**What is asked**
Print all entries precisely as they are written.

**Provided records**
================================

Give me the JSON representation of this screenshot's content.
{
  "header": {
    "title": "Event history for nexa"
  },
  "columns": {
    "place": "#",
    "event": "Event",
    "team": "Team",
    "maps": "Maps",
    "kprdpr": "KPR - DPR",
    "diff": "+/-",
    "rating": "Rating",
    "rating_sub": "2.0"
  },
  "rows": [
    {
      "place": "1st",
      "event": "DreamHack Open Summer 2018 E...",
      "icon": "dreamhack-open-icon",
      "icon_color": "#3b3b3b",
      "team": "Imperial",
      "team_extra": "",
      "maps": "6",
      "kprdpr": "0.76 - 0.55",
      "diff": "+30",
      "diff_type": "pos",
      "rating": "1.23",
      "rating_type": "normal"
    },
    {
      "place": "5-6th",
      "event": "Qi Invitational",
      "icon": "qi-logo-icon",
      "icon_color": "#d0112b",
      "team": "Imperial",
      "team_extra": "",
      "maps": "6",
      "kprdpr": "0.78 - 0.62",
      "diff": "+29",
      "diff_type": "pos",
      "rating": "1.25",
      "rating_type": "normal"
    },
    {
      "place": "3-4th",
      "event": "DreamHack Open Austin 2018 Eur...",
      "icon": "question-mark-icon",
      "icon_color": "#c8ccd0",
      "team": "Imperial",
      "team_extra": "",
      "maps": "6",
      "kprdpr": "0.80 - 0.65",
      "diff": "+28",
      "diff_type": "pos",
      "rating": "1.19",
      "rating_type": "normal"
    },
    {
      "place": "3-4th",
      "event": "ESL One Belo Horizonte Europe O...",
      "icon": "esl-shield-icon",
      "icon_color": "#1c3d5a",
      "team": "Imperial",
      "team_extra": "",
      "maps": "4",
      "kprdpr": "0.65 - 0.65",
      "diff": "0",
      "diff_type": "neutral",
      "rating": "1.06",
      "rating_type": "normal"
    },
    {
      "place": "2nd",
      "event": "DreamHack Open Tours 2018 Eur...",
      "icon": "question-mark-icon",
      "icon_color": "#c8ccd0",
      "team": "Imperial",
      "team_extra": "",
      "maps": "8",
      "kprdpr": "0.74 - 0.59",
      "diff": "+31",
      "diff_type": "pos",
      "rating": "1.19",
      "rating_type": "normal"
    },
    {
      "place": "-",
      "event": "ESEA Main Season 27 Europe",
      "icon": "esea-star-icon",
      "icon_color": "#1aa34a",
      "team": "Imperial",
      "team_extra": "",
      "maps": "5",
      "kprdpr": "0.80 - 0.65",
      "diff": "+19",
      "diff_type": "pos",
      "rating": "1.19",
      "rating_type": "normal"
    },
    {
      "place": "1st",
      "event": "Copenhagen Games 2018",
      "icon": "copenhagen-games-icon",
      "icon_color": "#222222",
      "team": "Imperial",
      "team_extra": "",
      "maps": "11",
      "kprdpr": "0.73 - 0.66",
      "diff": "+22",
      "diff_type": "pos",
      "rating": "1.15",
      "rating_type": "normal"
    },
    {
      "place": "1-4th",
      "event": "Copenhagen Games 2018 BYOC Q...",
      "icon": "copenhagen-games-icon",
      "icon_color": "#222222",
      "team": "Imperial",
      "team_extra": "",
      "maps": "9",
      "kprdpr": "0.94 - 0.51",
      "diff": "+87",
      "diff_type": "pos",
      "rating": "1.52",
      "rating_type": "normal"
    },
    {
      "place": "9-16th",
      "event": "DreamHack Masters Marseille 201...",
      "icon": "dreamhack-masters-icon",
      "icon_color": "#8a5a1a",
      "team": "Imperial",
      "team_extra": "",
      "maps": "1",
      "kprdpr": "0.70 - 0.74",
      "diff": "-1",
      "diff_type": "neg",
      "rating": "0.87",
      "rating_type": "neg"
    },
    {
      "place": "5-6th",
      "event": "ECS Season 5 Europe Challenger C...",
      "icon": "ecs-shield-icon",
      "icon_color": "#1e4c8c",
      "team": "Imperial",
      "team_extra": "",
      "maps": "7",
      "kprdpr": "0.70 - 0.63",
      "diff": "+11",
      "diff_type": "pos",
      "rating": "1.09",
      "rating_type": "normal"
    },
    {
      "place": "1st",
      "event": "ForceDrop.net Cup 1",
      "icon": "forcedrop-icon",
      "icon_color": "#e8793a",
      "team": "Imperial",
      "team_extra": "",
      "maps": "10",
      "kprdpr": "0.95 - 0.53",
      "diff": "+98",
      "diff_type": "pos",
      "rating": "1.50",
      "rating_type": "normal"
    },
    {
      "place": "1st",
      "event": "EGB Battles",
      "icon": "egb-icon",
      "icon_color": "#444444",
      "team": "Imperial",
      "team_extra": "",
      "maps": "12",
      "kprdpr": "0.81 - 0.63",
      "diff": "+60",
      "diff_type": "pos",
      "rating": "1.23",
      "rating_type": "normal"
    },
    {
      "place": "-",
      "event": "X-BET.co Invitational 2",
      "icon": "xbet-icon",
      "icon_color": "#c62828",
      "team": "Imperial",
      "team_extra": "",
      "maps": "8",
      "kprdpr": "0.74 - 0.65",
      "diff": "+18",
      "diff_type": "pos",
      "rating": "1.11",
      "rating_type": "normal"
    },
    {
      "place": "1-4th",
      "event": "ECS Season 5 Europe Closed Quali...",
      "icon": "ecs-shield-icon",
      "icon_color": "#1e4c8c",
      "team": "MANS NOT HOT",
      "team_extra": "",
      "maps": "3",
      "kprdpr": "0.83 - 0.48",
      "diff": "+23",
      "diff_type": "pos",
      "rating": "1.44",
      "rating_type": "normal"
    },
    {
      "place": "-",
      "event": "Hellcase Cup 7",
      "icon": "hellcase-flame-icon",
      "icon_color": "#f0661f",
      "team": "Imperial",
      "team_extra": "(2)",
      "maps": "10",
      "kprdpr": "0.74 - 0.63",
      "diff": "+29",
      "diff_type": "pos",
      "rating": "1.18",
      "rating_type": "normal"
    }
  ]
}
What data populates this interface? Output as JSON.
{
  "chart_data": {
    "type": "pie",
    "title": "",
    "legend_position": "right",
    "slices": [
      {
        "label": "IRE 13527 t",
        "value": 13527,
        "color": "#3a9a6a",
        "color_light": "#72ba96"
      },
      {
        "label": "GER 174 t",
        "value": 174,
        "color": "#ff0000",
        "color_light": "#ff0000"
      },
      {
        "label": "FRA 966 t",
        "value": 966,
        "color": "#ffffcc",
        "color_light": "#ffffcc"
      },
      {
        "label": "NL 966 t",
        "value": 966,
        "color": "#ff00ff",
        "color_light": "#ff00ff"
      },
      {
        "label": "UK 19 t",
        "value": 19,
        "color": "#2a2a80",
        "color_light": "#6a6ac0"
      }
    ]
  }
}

================================

**Reply**
Give me the JSON representation of this screenshot's content.
{
  "header": {
    "title": "Event history for nexa"
  },
  "columns": {
    "place": "#",
    "event": "Event",
    "team": "Team",
    "maps": "Maps",
    "kprdpr": "KPR - DPR",
    "diff": "+/-",
    "rating": "Rating",
    "rating_sub": "2.0"
  },
  "rows": [
    {
      "place": "1st",
      "event": "DreamHack Open Summer 2018 E...",
      "icon": "dreamhack-open-icon",
      "icon_color": "#3b3b3b",
      "team": "Imperial",
      "team_extra": "",
      "maps": "6",
      "kprdpr": "0.76 - 0.55",
      "diff": "+30",
      "diff_type": "pos",
      "rating": "1.23",
      "rating_type": "normal"
    },
    {
      "place": "5-6th",
      "event": "Qi Invitational",
      "icon": "qi-logo-icon",
      "icon_color": "#d0112b",
      "team": "Imperial",
      "team_extra": "",
      "maps": "6",
      "kprdpr": "0.78 - 0.62",
      "diff": "+29",
      "diff_type": "pos",
      "rating": "1.25",
      "rating_type": "normal"
    },
    {
      "place": "3-4th",
      "event": "DreamHack Open Austin 2018 Eur...",
      "icon": "question-mark-icon",
      "icon_color": "#c8ccd0",
      "team": "Imperial",
      "team_extra": "",
      "maps": "6",
      "kprdpr": "0.80 - 0.65",
      "diff": "+28",
      "diff_type": "pos",
      "rating": "1.19",
      "rating_type": "normal"
    },
    {
      "place": "3-4th",
      "event": "ESL One Belo Horizonte Europe O...",
      "icon": "esl-shield-icon",
      "icon_color": "#1c3d5a",
      "team": "Imperial",
      "team_extra": "",
      "maps": "4",
      "kprdpr": "0.65 - 0.65",
      "diff": "0",
      "diff_type": "neutral",
      "rating": "1.06",
      "rating_type": "normal"
    },
    {
      "place": "2nd",
      "event": "DreamHack Open Tours 2018 Eur...",
      "icon": "question-mark-icon",
      "icon_color": "#c8ccd0",
      "team": "Imperial",
      "team_extra": "",
      "maps": "8",
      "kprdpr": "0.74 - 0.59",
      "diff": "+31",
      "diff_type": "pos",
      "rating": "1.19",
      "rating_type": "normal"
    },
    {
      "place": "-",
      "event": "ESEA Main Season 27 Europe",
      "icon": "esea-star-icon",
      "icon_color": "#1aa34a",
      "team": "Imperial",
      "team_extra": "",
      "maps": "5",
      "kprdpr": "0.80 - 0.65",
      "diff": "+19",
      "diff_type": "pos",
      "rating": "1.19",
      "rating_type": "normal"
    },
    {
      "place": "1st",
      "event": "Copenhagen Games 2018",
      "icon": "copenhagen-games-icon",
      "icon_color": "#222222",
      "team": "Imperial",
      "team_extra": "",
      "maps": "11",
      "kprdpr": "0.73 - 0.66",
      "diff": "+22",
      "diff_type": "pos",
      "rating": "1.15",
      "rating_type": "normal"
    },
    {
      "place": "1-4th",
      "event": "Copenhagen Games 2018 BYOC Q...",
      "icon": "copenhagen-games-icon",
      "icon_color": "#222222",
      "team": "Imperial",
      "team_extra": "",
      "maps": "9",
      "kprdpr": "0.94 - 0.51",
      "diff": "+87",
      "diff_type": "pos",
      "rating": "1.52",
      "rating_type": "normal"
    },
    {
      "place": "9-16th",
      "event": "DreamHack Masters Marseille 201...",
      "icon": "dreamhack-masters-icon",
      "icon_color": "#8a5a1a",
      "team": "Imperial",
      "team_extra": "",
      "maps": "1",
      "kprdpr": "0.70 - 0.74",
      "diff": "-1",
      "diff_type": "neg",
      "rating": "0.87",
      "rating_type": "neg"
    },
    {
      "place": "5-6th",
      "event": "ECS Season 5 Europe Challenger C...",
      "icon": "ecs-shield-icon",
      "icon_color": "#1e4c8c",
      "team": "Imperial",
      "team_extra": "",
      "maps": "7",
      "kprdpr": "0.70 - 0.63",
      "diff": "+11",
      "diff_type": "pos",
      "rating": "1.09",
      "rating_type": "normal"
    },
    {
      "place": "1st",
      "event": "ForceDrop.net Cup 1",
      "icon": "forcedrop-icon",
      "icon_color": "#e8793a",
      "team": "Imperial",
      "team_extra": "",
      "maps": "10",
      "kprdpr": "0.95 - 0.53",
      "diff": "+98",
      "diff_type": "pos",
      "rating": "1.50",
      "rating_type": "normal"
    },
    {
      "place": "1st",
      "event": "EGB Battles",
      "icon": "egb-icon",
      "icon_color": "#444444",
      "team": "Imperial",
      "team_extra": "",
      "maps": "12",
      "kprdpr": "0.81 - 0.63",
      "diff": "+60",
      "diff_type": "pos",
      "rating": "1.23",
      "rating_type": "normal"
    },
    {
      "place": "-",
      "event": "X-BET.co Invitational 2",
      "icon": "xbet-icon",
      "icon_color": "#c62828",
      "team": "Imperial",
      "team_extra": "",
      "maps": "8",
      "kprdpr": "0.74 - 0.65",
      "diff": "+18",
      "diff_type": "pos",
      "rating": "1.11",
      "rating_type": "normal"
    },
    {
      "place": "1-4th",
      "event": "ECS Season 5 Europe Closed Quali...",
      "icon": "ecs-shield-icon",
      "icon_color": "#1e4c8c",
      "team": "MANS NOT HOT",
      "team_extra": "",
      "maps": "3",
      "kprdpr": "0.83 - 0.48",
      "diff": "+23",
      "diff_type": "pos",
      "rating": "1.44",
      "rating_type": "normal"
    },
    {
      "place": "-",
      "event": "Hellcase Cup 7",
      "icon": "hellcase-flame-icon",
      "icon_color": "#f0661f",
      "team": "Imperial",
      "team_extra": "(2)",
      "maps": "10",
      "kprdpr": "0.74 - 0.63",
      "diff": "+29",
      "diff_type": "pos",
      "rating": "1.18",
      "rating_type": "normal"
    }
  ]
}
What data populates this interface? Output as JSON.
{
  "chart_data": {
    "type": "pie",
    "title": "",
    "legend_position": "right",
    "slices": [
      {
        "label": "IRE 13527 t",
        "value": 13527,
        "color": "#3a9a6a",
        "color_light": "#72ba96"
      },
      {
        "label": "GER 174 t",
        "value": 174,
        "color": "#ff0000",
        "color_light": "#ff0000"
      },
      {
        "label": "FRA 966 t",
        "value": 966,
        "color": "#ffffcc",
        "color_light": "#ffffcc"
      },
      {
        "label": "NL 966 t",
        "value": 966,
        "color": "#ff00ff",
        "color_light": "#ff00ff"
      },
      {
        "label": "UK 19 t",
        "value": 19,
        "color": "#2a2a80",
        "color_light": "#6a6ac0"
      }
    ]
  }
}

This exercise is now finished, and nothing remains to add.